SHORT TASK: Scan the data for lines with "reduction" and report the count by itself.

ENTRIES SHOWN:

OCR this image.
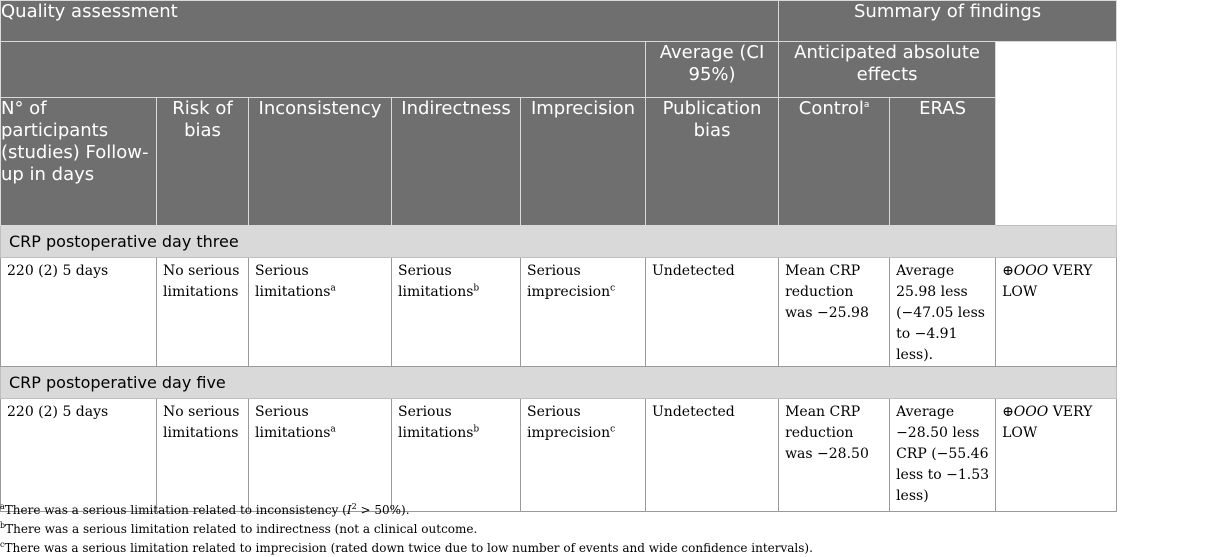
Quality assessment						Summary of findings			Certainty in estimates
					Average (CI 95%)	Anticipated absolute effects			
N° of participants (studies) Follow-up in days	Risk of bias	Inconsistency	Indirectness	Imprecision	Publication bias	Control$^a$	ERAS		
CRP postoperative day three									
220 (2) 5 days	No serious limitations	Serious limitations$^a$	Serious limitations$^b$	Serious imprecision$^c$	Undetected	Mean CRP reduction was −25.98	Average 25.98 less (−47.05 less to −4.91 less).	⊕OOO VERY LOW	
CRP postoperative day five									
220 (2) 5 days	No serious limitations	Serious limitations$^a$	Serious limitations$^b$	Serious imprecision$^c$	Undetected	Mean CRP reduction was −28.50	Average −28.50 less CRP (−55.46 less to −1.53 less)	⊕OOO VERY LOW	
$^a$There was a serious limitation related to inconsistency $(I^2 > 50\%)$.
$^b$There was a serious limitation related to indirectness (not a clinical outcome.
$^c$There was a serious limitation related to imprecision (rated down twice due to low number of events and wide confidence intervals).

SOLUTION: 2